> To do: Each line below either holds the string "Global" or doesn't. Count those that do and give only the number.

> Given data:
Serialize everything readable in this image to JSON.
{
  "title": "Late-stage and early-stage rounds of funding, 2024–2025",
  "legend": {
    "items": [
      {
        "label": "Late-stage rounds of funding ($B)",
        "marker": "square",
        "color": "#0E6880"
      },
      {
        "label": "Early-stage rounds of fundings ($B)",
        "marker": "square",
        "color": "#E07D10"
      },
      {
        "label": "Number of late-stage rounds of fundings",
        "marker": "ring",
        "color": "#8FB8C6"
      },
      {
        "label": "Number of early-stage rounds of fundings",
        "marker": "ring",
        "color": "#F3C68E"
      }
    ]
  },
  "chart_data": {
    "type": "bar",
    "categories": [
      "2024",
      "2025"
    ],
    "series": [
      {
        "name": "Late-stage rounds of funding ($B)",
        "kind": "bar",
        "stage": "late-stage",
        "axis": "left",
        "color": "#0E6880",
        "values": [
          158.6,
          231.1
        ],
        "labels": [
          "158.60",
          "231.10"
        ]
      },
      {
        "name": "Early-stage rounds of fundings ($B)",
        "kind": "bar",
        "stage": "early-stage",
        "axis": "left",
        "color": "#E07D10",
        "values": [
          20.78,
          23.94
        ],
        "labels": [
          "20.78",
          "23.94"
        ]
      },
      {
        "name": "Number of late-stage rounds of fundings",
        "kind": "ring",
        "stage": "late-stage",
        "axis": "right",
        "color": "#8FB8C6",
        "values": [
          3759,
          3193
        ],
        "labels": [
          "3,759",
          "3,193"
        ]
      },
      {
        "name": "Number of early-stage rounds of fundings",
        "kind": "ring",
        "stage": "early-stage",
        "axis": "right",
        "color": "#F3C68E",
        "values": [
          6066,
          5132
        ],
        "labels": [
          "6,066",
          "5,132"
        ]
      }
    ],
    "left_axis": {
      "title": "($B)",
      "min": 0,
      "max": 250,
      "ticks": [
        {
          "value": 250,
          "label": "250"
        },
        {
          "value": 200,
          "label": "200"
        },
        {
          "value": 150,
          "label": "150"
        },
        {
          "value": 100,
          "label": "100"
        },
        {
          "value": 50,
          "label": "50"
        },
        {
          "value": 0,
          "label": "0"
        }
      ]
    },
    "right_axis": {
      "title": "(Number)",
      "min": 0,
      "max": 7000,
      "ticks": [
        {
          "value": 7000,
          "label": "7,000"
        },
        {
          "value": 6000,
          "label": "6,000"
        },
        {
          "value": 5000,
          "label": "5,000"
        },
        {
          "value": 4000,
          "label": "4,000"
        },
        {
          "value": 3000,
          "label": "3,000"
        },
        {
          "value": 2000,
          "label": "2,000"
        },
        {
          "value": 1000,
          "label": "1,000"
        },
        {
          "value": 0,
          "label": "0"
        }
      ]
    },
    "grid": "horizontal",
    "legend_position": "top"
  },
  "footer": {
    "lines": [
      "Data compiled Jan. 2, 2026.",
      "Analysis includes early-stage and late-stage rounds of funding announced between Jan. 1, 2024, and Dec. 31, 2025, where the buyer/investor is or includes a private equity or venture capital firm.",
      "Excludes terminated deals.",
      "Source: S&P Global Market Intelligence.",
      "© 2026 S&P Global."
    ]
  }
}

> Exercise result: 2